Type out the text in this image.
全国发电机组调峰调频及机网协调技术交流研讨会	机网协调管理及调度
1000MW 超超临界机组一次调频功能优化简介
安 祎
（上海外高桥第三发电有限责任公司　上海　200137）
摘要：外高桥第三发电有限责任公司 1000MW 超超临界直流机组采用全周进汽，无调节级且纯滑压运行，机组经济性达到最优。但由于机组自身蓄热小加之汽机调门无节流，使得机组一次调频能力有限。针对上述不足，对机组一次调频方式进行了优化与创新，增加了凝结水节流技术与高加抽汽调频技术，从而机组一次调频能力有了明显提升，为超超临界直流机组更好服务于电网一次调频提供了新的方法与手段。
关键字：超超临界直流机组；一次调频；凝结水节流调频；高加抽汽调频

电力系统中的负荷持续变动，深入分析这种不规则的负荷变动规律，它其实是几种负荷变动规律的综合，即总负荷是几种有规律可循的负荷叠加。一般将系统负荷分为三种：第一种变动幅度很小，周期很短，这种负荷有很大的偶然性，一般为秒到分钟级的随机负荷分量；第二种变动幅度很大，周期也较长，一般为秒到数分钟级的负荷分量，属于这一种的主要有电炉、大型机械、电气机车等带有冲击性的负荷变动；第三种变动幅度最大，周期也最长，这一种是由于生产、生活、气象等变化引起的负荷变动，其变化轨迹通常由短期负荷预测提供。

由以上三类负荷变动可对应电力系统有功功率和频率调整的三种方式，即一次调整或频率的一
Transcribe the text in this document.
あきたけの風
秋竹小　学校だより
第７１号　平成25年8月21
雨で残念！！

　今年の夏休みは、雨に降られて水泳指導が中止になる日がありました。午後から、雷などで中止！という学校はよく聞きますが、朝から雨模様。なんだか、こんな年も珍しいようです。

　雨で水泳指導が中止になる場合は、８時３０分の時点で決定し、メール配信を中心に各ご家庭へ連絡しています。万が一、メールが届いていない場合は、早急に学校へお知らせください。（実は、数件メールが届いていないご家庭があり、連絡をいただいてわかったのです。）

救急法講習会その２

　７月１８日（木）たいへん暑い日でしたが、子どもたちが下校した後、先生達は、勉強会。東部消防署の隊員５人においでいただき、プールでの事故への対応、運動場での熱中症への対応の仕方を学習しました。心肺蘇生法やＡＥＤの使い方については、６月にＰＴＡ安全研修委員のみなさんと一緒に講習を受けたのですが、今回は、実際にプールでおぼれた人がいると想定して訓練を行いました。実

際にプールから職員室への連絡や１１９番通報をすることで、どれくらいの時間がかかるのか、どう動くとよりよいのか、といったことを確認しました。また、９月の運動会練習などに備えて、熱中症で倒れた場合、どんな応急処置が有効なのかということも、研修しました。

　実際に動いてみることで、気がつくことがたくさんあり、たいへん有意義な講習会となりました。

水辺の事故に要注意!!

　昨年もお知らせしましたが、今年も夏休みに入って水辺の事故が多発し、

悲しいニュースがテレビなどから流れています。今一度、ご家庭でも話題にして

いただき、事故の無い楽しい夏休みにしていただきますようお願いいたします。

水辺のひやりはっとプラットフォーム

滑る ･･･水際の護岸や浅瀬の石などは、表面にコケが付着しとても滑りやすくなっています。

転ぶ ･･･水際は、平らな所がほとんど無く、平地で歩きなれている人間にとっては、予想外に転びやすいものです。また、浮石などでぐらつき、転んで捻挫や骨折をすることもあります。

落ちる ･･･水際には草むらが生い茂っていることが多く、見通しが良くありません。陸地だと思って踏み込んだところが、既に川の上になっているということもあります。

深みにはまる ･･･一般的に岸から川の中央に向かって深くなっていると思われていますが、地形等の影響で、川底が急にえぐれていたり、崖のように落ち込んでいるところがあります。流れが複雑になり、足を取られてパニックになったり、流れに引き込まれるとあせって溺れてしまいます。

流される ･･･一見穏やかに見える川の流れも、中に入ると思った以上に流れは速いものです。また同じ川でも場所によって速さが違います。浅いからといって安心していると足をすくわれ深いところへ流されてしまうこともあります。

- - - - - - -

**Exercise requirements:** In the listing, find every line containing the word "this" and list it.

**Task solution:**
Type out the text in this image.
Transcribe the text in this document.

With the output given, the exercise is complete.